TASK DIRECTIONS >> Find the lines of data that contain the string "text", then list them.

— Start GIVEN ENTRIES —

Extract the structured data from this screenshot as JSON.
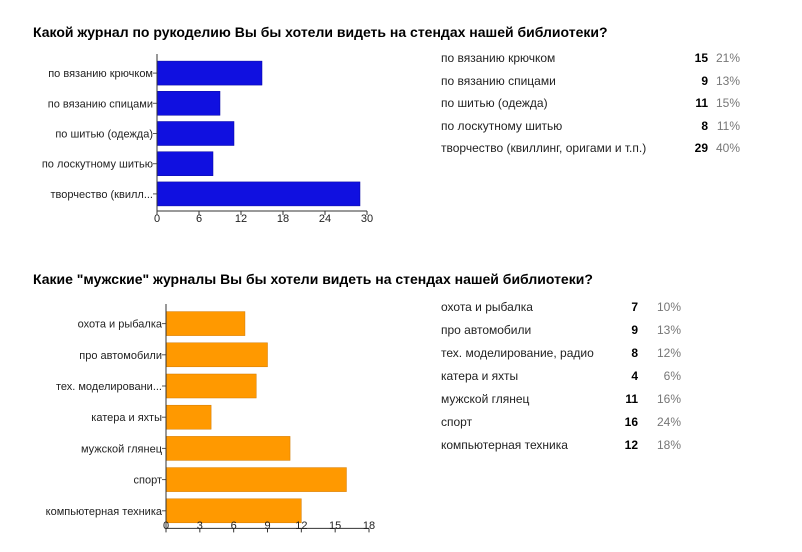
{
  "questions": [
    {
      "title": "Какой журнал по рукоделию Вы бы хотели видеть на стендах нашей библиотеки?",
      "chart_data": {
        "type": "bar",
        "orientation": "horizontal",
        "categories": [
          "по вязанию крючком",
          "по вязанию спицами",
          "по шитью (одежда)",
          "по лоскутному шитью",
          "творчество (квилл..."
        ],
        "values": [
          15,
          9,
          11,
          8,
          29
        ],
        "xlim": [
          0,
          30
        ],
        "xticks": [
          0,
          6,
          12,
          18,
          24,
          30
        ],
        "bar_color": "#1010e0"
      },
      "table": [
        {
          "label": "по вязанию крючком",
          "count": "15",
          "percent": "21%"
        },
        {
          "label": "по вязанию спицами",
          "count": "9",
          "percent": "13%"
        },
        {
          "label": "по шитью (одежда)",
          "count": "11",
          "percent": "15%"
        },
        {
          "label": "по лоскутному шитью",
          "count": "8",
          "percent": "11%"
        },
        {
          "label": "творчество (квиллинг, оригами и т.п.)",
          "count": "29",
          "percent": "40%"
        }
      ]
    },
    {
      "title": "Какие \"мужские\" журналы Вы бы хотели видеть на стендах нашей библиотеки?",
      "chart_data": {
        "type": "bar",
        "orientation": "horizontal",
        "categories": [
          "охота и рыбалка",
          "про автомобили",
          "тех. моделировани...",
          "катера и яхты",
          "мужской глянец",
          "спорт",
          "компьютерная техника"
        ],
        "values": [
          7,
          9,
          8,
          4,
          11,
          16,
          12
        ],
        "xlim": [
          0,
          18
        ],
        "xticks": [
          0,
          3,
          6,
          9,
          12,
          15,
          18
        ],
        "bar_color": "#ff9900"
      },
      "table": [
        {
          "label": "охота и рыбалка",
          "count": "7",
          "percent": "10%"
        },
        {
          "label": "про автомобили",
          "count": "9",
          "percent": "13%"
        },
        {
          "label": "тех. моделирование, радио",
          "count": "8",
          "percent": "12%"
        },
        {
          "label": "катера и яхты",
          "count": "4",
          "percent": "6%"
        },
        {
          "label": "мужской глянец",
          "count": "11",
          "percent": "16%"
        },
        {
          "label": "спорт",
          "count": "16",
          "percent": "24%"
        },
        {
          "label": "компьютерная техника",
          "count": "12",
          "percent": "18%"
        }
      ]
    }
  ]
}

— End GIVEN ENTRIES —
— Start GIVEN ENTRIES —

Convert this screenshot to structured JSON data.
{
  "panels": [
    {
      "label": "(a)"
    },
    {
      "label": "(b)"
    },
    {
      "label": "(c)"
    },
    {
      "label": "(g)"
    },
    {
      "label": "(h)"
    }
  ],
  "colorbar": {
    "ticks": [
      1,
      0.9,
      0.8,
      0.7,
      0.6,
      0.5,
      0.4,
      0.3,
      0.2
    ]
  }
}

— End GIVEN ENTRIES —
— Start GIVEN ENTRIES —

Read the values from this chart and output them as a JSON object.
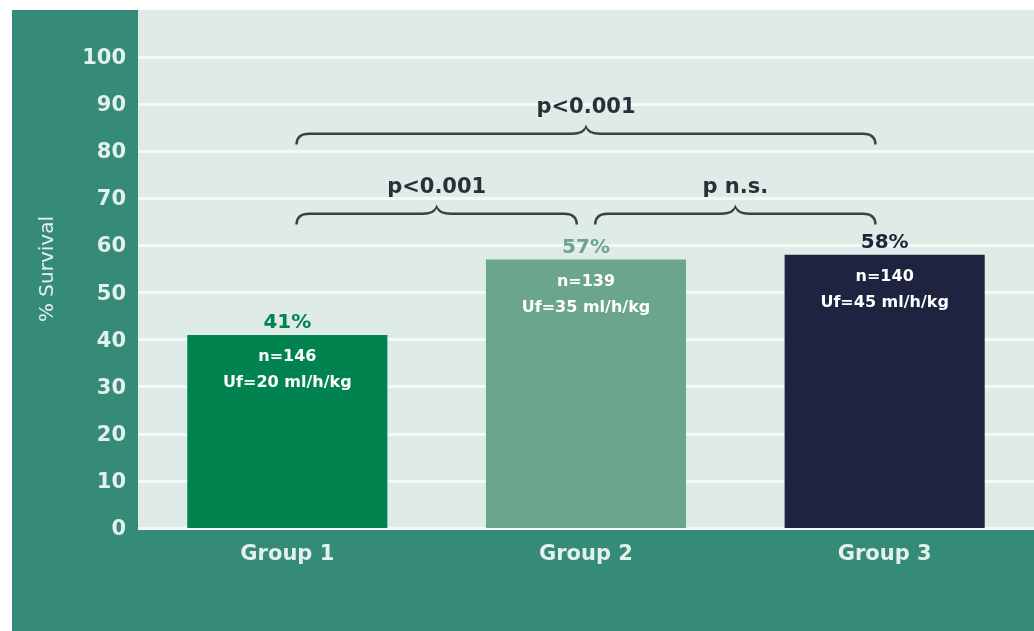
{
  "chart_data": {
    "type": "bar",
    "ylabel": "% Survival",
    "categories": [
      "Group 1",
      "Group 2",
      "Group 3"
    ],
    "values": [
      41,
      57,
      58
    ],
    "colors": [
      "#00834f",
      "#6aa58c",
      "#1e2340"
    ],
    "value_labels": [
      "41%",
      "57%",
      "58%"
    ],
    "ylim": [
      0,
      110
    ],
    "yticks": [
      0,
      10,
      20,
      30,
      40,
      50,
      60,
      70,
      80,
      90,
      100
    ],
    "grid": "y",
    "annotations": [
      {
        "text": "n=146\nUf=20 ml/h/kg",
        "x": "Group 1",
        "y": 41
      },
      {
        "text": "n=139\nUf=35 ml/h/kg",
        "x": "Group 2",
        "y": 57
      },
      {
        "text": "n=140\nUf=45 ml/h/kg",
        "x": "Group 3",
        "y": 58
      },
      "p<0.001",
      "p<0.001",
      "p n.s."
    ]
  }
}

— End GIVEN ENTRIES —

FINISHED EXERCISE >>
        "text": "n=146\nUf=20 ml/h/kg",
        "text": "n=139\nUf=35 ml/h/kg",
        "text": "n=140\nUf=45 ml/h/kg",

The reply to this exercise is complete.